Records from a dataset
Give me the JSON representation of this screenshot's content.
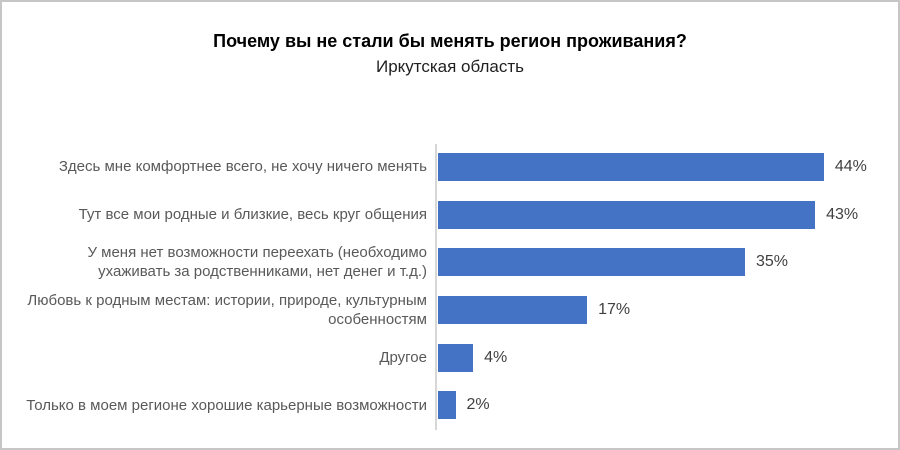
{
  "window": {
    "background_color": "#ffffff",
    "border_color": "#c6c6c6"
  },
  "chart_data": {
    "type": "bar",
    "orientation": "horizontal",
    "title": "Почему вы не стали бы менять регион проживания?",
    "subtitle": "Иркутская область",
    "categories": [
      "Здесь мне комфортнее всего, не хочу ничего менять",
      "Тут все мои родные и близкие, весь круг общения",
      "У меня нет возможности переехать (необходимо\nухаживать за родственниками, нет денег и т.д.)",
      "Любовь к родным местам: истории, природе, культурным\nособенностям",
      "Другое",
      "Только в моем регионе хорошие карьерные возможности"
    ],
    "values": [
      44,
      43,
      35,
      17,
      4,
      2
    ],
    "values_display": [
      "44%",
      "43%",
      "35%",
      "17%",
      "4%",
      "2%"
    ],
    "xlabel": "",
    "ylabel": "",
    "xlim": [
      0,
      50
    ],
    "grid": false,
    "legend": false,
    "bar_color": "#4472C4",
    "axis_line_color": "#d7d7d7",
    "category_label_color": "#595959",
    "value_label_color": "#404040"
  }
}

Exercise requirements |
Looking at the records above, work out how many lines include the string "возможности". Give the number and nothing else.

Complete response |
2